-- Direction --
Update the records below by replacing each "bookmark-icon" with "save-icon". Leave everything else as it is.

----

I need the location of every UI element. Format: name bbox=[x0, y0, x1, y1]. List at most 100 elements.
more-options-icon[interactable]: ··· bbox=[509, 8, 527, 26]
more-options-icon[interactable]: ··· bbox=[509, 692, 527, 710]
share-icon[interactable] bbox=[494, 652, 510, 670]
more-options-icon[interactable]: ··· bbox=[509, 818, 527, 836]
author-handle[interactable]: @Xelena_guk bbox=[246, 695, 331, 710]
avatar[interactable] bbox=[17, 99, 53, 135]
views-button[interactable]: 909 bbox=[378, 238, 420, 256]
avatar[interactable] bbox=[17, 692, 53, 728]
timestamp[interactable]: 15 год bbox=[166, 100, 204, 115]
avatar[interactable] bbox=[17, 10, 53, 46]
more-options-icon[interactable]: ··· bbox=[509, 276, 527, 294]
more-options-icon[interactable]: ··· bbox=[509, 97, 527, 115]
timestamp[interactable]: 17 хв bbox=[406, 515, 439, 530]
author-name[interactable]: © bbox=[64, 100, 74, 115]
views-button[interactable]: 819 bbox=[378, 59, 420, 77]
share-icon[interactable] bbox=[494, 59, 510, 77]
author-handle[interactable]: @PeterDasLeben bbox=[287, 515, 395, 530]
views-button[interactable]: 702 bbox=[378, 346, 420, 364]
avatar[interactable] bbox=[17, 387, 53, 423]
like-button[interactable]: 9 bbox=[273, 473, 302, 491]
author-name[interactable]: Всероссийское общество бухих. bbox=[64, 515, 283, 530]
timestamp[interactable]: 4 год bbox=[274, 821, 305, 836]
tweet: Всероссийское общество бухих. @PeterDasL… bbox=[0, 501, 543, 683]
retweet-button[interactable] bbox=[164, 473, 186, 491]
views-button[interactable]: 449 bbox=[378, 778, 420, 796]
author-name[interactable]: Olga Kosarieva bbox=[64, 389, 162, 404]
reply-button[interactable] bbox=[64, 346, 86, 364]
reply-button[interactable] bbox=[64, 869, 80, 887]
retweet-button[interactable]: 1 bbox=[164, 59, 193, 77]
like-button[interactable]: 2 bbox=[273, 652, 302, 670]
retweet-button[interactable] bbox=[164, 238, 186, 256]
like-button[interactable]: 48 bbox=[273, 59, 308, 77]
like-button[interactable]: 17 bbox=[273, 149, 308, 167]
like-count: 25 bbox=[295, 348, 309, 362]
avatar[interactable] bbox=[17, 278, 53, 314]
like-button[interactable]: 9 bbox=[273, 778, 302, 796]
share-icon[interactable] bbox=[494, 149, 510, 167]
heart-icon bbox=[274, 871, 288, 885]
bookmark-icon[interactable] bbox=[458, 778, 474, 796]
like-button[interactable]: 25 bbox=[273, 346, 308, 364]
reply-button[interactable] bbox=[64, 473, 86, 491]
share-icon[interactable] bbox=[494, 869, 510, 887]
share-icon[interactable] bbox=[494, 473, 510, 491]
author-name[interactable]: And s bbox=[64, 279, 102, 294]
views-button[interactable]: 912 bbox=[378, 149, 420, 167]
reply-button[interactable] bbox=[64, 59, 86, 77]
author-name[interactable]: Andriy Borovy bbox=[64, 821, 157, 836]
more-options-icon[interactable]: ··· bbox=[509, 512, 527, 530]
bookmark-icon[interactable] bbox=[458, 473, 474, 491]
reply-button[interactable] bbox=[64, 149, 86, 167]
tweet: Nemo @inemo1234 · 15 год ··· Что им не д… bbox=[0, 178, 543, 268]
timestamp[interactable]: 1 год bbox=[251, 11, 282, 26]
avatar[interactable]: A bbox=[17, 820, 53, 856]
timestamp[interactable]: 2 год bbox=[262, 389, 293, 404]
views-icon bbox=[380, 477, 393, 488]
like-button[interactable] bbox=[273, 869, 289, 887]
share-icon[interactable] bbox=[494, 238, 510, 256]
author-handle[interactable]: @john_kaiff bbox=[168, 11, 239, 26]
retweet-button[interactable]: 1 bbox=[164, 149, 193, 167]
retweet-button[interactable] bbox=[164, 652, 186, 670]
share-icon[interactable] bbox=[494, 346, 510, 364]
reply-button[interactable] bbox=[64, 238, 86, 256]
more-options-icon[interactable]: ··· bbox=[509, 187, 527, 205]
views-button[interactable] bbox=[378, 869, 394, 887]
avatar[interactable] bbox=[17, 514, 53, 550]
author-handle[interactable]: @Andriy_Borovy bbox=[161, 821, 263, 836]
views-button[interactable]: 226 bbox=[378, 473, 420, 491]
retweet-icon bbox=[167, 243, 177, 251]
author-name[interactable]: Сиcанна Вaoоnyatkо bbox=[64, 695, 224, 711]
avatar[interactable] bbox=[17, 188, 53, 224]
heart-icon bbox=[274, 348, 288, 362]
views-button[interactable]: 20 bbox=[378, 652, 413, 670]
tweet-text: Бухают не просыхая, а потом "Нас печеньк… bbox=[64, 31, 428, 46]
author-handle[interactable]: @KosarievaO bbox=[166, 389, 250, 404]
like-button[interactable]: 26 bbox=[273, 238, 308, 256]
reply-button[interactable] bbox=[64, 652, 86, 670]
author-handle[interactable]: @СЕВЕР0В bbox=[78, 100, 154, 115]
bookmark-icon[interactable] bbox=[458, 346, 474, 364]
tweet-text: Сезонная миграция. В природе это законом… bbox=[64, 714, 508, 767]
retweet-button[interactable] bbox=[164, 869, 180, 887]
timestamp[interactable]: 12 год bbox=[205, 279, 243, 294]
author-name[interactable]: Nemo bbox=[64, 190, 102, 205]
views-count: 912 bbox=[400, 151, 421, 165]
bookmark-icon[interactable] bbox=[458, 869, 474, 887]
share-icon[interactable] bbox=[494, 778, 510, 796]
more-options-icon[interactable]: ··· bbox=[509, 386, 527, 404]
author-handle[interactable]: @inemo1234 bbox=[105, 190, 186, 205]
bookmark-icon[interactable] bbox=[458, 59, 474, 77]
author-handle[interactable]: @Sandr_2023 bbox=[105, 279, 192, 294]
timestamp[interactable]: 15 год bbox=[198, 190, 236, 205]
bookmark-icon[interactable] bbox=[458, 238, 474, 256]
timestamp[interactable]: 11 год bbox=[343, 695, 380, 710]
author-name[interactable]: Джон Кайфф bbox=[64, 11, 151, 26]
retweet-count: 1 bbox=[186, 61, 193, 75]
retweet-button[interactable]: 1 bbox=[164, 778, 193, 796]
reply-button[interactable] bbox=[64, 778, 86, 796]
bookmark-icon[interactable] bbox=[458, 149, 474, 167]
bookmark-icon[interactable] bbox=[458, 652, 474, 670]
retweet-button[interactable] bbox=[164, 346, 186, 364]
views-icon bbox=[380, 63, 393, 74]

----

-- Reply to the exercise --
I need the location of every UI element. Format: name bbox=[x0, y0, x1, y1]. List at most 100 elements.
more-options-icon[interactable]: ··· bbox=[509, 8, 527, 26]
more-options-icon[interactable]: ··· bbox=[509, 692, 527, 710]
share-icon[interactable] bbox=[494, 652, 510, 670]
more-options-icon[interactable]: ··· bbox=[509, 818, 527, 836]
author-handle[interactable]: @Xelena_guk bbox=[246, 695, 331, 710]
avatar[interactable] bbox=[17, 99, 53, 135]
views-button[interactable]: 909 bbox=[378, 238, 420, 256]
avatar[interactable] bbox=[17, 692, 53, 728]
timestamp[interactable]: 15 год bbox=[166, 100, 204, 115]
avatar[interactable] bbox=[17, 10, 53, 46]
more-options-icon[interactable]: ··· bbox=[509, 276, 527, 294]
more-options-icon[interactable]: ··· bbox=[509, 97, 527, 115]
timestamp[interactable]: 17 хв bbox=[406, 515, 439, 530]
author-name[interactable]: © bbox=[64, 100, 74, 115]
views-button[interactable]: 819 bbox=[378, 59, 420, 77]
share-icon[interactable] bbox=[494, 59, 510, 77]
author-handle[interactable]: @PeterDasLeben bbox=[287, 515, 395, 530]
views-button[interactable]: 702 bbox=[378, 346, 420, 364]
avatar[interactable] bbox=[17, 387, 53, 423]
like-button[interactable]: 9 bbox=[273, 473, 302, 491]
author-name[interactable]: Всероссийское общество бухих. bbox=[64, 515, 283, 530]
timestamp[interactable]: 4 год bbox=[274, 821, 305, 836]
tweet: Всероссийское общество бухих. @PeterDasL… bbox=[0, 501, 543, 683]
retweet-button[interactable] bbox=[164, 473, 186, 491]
views-button[interactable]: 449 bbox=[378, 778, 420, 796]
author-name[interactable]: Olga Kosarieva bbox=[64, 389, 162, 404]
reply-button[interactable] bbox=[64, 346, 86, 364]
reply-button[interactable] bbox=[64, 869, 80, 887]
retweet-button[interactable]: 1 bbox=[164, 59, 193, 77]
like-button[interactable]: 2 bbox=[273, 652, 302, 670]
retweet-button[interactable] bbox=[164, 238, 186, 256]
like-button[interactable]: 48 bbox=[273, 59, 308, 77]
like-button[interactable]: 17 bbox=[273, 149, 308, 167]
like-count: 25 bbox=[295, 348, 309, 362]
avatar[interactable] bbox=[17, 278, 53, 314]
like-button[interactable]: 9 bbox=[273, 778, 302, 796]
share-icon[interactable] bbox=[494, 149, 510, 167]
heart-icon bbox=[274, 871, 288, 885]
save-icon[interactable] bbox=[458, 778, 474, 796]
like-button[interactable]: 25 bbox=[273, 346, 308, 364]
reply-button[interactable] bbox=[64, 473, 86, 491]
share-icon[interactable] bbox=[494, 869, 510, 887]
share-icon[interactable] bbox=[494, 473, 510, 491]
author-name[interactable]: And s bbox=[64, 279, 102, 294]
views-button[interactable]: 912 bbox=[378, 149, 420, 167]
reply-button[interactable] bbox=[64, 59, 86, 77]
author-name[interactable]: Andriy Borovy bbox=[64, 821, 157, 836]
more-options-icon[interactable]: ··· bbox=[509, 512, 527, 530]
save-icon[interactable] bbox=[458, 473, 474, 491]
reply-button[interactable] bbox=[64, 149, 86, 167]
tweet: Nemo @inemo1234 · 15 год ··· Что им не д… bbox=[0, 178, 543, 268]
timestamp[interactable]: 1 год bbox=[251, 11, 282, 26]
avatar[interactable]: A bbox=[17, 820, 53, 856]
timestamp[interactable]: 2 год bbox=[262, 389, 293, 404]
views-icon bbox=[380, 477, 393, 488]
like-button[interactable] bbox=[273, 869, 289, 887]
share-icon[interactable] bbox=[494, 238, 510, 256]
author-handle[interactable]: @john_kaiff bbox=[168, 11, 239, 26]
retweet-button[interactable]: 1 bbox=[164, 149, 193, 167]
retweet-button[interactable] bbox=[164, 652, 186, 670]
share-icon[interactable] bbox=[494, 346, 510, 364]
reply-button[interactable] bbox=[64, 238, 86, 256]
more-options-icon[interactable]: ··· bbox=[509, 187, 527, 205]
views-button[interactable] bbox=[378, 869, 394, 887]
avatar[interactable] bbox=[17, 514, 53, 550]
author-handle[interactable]: @Andriy_Borovy bbox=[161, 821, 263, 836]
views-button[interactable]: 226 bbox=[378, 473, 420, 491]
retweet-icon bbox=[167, 243, 177, 251]
author-name[interactable]: Сиcанна Вaoоnyatkо bbox=[64, 695, 224, 711]
avatar[interactable] bbox=[17, 188, 53, 224]
heart-icon bbox=[274, 348, 288, 362]
views-button[interactable]: 20 bbox=[378, 652, 413, 670]
tweet-text: Бухают не просыхая, а потом "Нас печеньк… bbox=[64, 31, 428, 46]
author-handle[interactable]: @KosarievaO bbox=[166, 389, 250, 404]
like-button[interactable]: 26 bbox=[273, 238, 308, 256]
reply-button[interactable] bbox=[64, 652, 86, 670]
author-handle[interactable]: @СЕВЕР0В bbox=[78, 100, 154, 115]
save-icon[interactable] bbox=[458, 346, 474, 364]
tweet-text: Сезонная миграция. В природе это законом… bbox=[64, 714, 508, 767]
retweet-button[interactable] bbox=[164, 869, 180, 887]
timestamp[interactable]: 12 год bbox=[205, 279, 243, 294]
author-name[interactable]: Nemo bbox=[64, 190, 102, 205]
views-count: 912 bbox=[400, 151, 421, 165]
save-icon[interactable] bbox=[458, 869, 474, 887]
share-icon[interactable] bbox=[494, 778, 510, 796]
more-options-icon[interactable]: ··· bbox=[509, 386, 527, 404]
author-handle[interactable]: @inemo1234 bbox=[105, 190, 186, 205]
save-icon[interactable] bbox=[458, 59, 474, 77]
author-handle[interactable]: @Sandr_2023 bbox=[105, 279, 192, 294]
timestamp[interactable]: 15 год bbox=[198, 190, 236, 205]
save-icon[interactable] bbox=[458, 238, 474, 256]
timestamp[interactable]: 11 год bbox=[343, 695, 380, 710]
author-name[interactable]: Джон Кайфф bbox=[64, 11, 151, 26]
retweet-count: 1 bbox=[186, 61, 193, 75]
retweet-button[interactable]: 1 bbox=[164, 778, 193, 796]
reply-button[interactable] bbox=[64, 778, 86, 796]
save-icon[interactable] bbox=[458, 149, 474, 167]
save-icon[interactable] bbox=[458, 652, 474, 670]
retweet-button[interactable] bbox=[164, 346, 186, 364]
views-icon bbox=[380, 63, 393, 74]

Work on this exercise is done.